*Problem*
Retype the full set of records. Keep every character identical.

*Information given*

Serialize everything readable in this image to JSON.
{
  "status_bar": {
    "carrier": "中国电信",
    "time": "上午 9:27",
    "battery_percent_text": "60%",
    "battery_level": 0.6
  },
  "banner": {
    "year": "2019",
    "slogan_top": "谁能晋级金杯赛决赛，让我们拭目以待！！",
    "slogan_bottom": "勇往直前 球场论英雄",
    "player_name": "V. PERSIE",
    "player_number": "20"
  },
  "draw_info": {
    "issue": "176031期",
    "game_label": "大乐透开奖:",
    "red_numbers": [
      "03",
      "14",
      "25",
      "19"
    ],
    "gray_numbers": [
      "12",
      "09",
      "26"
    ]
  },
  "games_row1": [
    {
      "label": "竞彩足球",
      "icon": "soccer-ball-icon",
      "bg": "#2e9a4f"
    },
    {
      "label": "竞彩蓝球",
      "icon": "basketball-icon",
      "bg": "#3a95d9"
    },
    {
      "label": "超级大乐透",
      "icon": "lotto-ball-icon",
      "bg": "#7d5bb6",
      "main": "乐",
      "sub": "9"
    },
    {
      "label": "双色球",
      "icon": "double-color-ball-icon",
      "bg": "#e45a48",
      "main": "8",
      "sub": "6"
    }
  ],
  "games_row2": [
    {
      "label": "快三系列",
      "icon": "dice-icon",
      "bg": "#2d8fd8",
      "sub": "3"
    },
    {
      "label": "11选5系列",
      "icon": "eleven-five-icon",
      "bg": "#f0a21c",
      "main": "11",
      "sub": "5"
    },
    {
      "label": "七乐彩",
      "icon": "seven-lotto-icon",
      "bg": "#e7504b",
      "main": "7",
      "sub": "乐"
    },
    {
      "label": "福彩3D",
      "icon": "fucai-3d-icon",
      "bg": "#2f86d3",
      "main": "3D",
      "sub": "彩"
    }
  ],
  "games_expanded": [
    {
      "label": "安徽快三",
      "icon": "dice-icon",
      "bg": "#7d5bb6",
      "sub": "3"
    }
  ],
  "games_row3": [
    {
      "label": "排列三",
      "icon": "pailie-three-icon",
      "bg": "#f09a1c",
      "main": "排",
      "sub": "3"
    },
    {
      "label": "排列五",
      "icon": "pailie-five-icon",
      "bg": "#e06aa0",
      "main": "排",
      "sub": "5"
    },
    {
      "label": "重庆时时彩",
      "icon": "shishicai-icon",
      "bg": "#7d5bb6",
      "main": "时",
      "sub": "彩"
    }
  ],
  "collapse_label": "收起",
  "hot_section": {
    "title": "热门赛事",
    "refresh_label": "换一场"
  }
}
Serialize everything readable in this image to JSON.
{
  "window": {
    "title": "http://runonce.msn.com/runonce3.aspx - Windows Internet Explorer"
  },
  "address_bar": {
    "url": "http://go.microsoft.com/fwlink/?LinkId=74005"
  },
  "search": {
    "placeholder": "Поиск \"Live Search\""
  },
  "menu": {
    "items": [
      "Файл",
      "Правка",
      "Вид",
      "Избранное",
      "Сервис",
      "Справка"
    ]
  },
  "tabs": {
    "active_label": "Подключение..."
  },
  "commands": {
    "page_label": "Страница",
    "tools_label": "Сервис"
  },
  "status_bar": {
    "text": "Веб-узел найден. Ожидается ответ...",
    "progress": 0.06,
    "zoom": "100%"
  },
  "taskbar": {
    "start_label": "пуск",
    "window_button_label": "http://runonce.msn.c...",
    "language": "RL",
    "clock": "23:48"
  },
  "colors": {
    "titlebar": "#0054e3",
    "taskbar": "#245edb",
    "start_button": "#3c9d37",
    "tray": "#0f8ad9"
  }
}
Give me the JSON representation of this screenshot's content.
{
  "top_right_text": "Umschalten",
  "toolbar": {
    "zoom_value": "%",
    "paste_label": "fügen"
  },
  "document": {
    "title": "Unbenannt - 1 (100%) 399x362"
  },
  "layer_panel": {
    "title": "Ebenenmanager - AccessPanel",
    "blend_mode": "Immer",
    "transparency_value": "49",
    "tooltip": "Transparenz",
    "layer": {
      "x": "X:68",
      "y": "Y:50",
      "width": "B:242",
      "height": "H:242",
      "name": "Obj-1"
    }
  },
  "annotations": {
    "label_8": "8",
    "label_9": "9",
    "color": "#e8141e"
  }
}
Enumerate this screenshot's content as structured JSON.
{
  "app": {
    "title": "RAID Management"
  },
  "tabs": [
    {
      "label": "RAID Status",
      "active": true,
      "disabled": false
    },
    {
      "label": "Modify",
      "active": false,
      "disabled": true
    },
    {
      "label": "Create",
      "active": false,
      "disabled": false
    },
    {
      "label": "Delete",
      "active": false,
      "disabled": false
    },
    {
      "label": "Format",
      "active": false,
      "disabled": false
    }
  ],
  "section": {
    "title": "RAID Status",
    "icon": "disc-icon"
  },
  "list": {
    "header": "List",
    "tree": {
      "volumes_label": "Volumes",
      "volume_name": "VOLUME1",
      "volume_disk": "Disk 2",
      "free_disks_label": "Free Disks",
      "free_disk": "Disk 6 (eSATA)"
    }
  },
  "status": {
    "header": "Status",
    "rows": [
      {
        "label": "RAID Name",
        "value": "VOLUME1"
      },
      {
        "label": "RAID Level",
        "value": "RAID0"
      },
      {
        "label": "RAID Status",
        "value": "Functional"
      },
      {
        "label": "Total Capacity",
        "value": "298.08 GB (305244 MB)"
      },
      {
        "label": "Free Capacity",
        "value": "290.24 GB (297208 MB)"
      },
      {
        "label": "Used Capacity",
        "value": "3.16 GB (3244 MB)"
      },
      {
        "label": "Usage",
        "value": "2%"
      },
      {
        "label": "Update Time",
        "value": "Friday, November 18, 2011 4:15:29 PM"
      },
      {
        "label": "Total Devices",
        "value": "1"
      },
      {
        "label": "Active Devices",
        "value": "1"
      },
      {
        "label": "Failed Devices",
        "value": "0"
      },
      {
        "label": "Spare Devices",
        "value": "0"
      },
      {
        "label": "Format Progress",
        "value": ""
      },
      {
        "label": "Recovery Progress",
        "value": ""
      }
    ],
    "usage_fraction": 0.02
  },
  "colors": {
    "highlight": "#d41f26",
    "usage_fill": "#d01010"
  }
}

*Response to the task*
Serialize everything readable in this image to JSON.
{
  "status_bar": {
    "carrier": "中国电信",
    "time": "上午 9:27",
    "battery_percent_text": "60%",
    "battery_level": 0.6
  },
  "banner": {
    "year": "2019",
    "slogan_top": "谁能晋级金杯赛决赛，让我们拭目以待！！",
    "slogan_bottom": "勇往直前 球场论英雄",
    "player_name": "V. PERSIE",
    "player_number": "20"
  },
  "draw_info": {
    "issue": "176031期",
    "game_label": "大乐透开奖:",
    "red_numbers": [
      "03",
      "14",
      "25",
      "19"
    ],
    "gray_numbers": [
      "12",
      "09",
      "26"
    ]
  },
  "games_row1": [
    {
      "label": "竞彩足球",
      "icon": "soccer-ball-icon",
      "bg": "#2e9a4f"
    },
    {
      "label": "竞彩蓝球",
      "icon": "basketball-icon",
      "bg": "#3a95d9"
    },
    {
      "label": "超级大乐透",
      "icon": "lotto-ball-icon",
      "bg": "#7d5bb6",
      "main": "乐",
      "sub": "9"
    },
    {
      "label": "双色球",
      "icon": "double-color-ball-icon",
      "bg": "#e45a48",
      "main": "8",
      "sub": "6"
    }
  ],
  "games_row2": [
    {
      "label": "快三系列",
      "icon": "dice-icon",
      "bg": "#2d8fd8",
      "sub": "3"
    },
    {
      "label": "11选5系列",
      "icon": "eleven-five-icon",
      "bg": "#f0a21c",
      "main": "11",
      "sub": "5"
    },
    {
      "label": "七乐彩",
      "icon": "seven-lotto-icon",
      "bg": "#e7504b",
      "main": "7",
      "sub": "乐"
    },
    {
      "label": "福彩3D",
      "icon": "fucai-3d-icon",
      "bg": "#2f86d3",
      "main": "3D",
      "sub": "彩"
    }
  ],
  "games_expanded": [
    {
      "label": "安徽快三",
      "icon": "dice-icon",
      "bg": "#7d5bb6",
      "sub": "3"
    }
  ],
  "games_row3": [
    {
      "label": "排列三",
      "icon": "pailie-three-icon",
      "bg": "#f09a1c",
      "main": "排",
      "sub": "3"
    },
    {
      "label": "排列五",
      "icon": "pailie-five-icon",
      "bg": "#e06aa0",
      "main": "排",
      "sub": "5"
    },
    {
      "label": "重庆时时彩",
      "icon": "shishicai-icon",
      "bg": "#7d5bb6",
      "main": "时",
      "sub": "彩"
    }
  ],
  "collapse_label": "收起",
  "hot_section": {
    "title": "热门赛事",
    "refresh_label": "换一场"
  }
}
Serialize everything readable in this image to JSON.
{
  "window": {
    "title": "http://runonce.msn.com/runonce3.aspx - Windows Internet Explorer"
  },
  "address_bar": {
    "url": "http://go.microsoft.com/fwlink/?LinkId=74005"
  },
  "search": {
    "placeholder": "Поиск \"Live Search\""
  },
  "menu": {
    "items": [
      "Файл",
      "Правка",
      "Вид",
      "Избранное",
      "Сервис",
      "Справка"
    ]
  },
  "tabs": {
    "active_label": "Подключение..."
  },
  "commands": {
    "page_label": "Страница",
    "tools_label": "Сервис"
  },
  "status_bar": {
    "text": "Веб-узел найден. Ожидается ответ...",
    "progress": 0.06,
    "zoom": "100%"
  },
  "taskbar": {
    "start_label": "пуск",
    "window_button_label": "http://runonce.msn.c...",
    "language": "RL",
    "clock": "23:48"
  },
  "colors": {
    "titlebar": "#0054e3",
    "taskbar": "#245edb",
    "start_button": "#3c9d37",
    "tray": "#0f8ad9"
  }
}
Give me the JSON representation of this screenshot's content.
{
  "top_right_text": "Umschalten",
  "toolbar": {
    "zoom_value": "%",
    "paste_label": "fügen"
  },
  "document": {
    "title": "Unbenannt - 1 (100%) 399x362"
  },
  "layer_panel": {
    "title": "Ebenenmanager - AccessPanel",
    "blend_mode": "Immer",
    "transparency_value": "49",
    "tooltip": "Transparenz",
    "layer": {
      "x": "X:68",
      "y": "Y:50",
      "width": "B:242",
      "height": "H:242",
      "name": "Obj-1"
    }
  },
  "annotations": {
    "label_8": "8",
    "label_9": "9",
    "color": "#e8141e"
  }
}
Enumerate this screenshot's content as structured JSON.
{
  "app": {
    "title": "RAID Management"
  },
  "tabs": [
    {
      "label": "RAID Status",
      "active": true,
      "disabled": false
    },
    {
      "label": "Modify",
      "active": false,
      "disabled": true
    },
    {
      "label": "Create",
      "active": false,
      "disabled": false
    },
    {
      "label": "Delete",
      "active": false,
      "disabled": false
    },
    {
      "label": "Format",
      "active": false,
      "disabled": false
    }
  ],
  "section": {
    "title": "RAID Status",
    "icon": "disc-icon"
  },
  "list": {
    "header": "List",
    "tree": {
      "volumes_label": "Volumes",
      "volume_name": "VOLUME1",
      "volume_disk": "Disk 2",
      "free_disks_label": "Free Disks",
      "free_disk": "Disk 6 (eSATA)"
    }
  },
  "status": {
    "header": "Status",
    "rows": [
      {
        "label": "RAID Name",
        "value": "VOLUME1"
      },
      {
        "label": "RAID Level",
        "value": "RAID0"
      },
      {
        "label": "RAID Status",
        "value": "Functional"
      },
      {
        "label": "Total Capacity",
        "value": "298.08 GB (305244 MB)"
      },
      {
        "label": "Free Capacity",
        "value": "290.24 GB (297208 MB)"
      },
      {
        "label": "Used Capacity",
        "value": "3.16 GB (3244 MB)"
      },
      {
        "label": "Usage",
        "value": "2%"
      },
      {
        "label": "Update Time",
        "value": "Friday, November 18, 2011 4:15:29 PM"
      },
      {
        "label": "Total Devices",
        "value": "1"
      },
      {
        "label": "Active Devices",
        "value": "1"
      },
      {
        "label": "Failed Devices",
        "value": "0"
      },
      {
        "label": "Spare Devices",
        "value": "0"
      },
      {
        "label": "Format Progress",
        "value": ""
      },
      {
        "label": "Recovery Progress",
        "value": ""
      }
    ],
    "usage_fraction": 0.02
  },
  "colors": {
    "highlight": "#d41f26",
    "usage_fill": "#d01010"
  }
}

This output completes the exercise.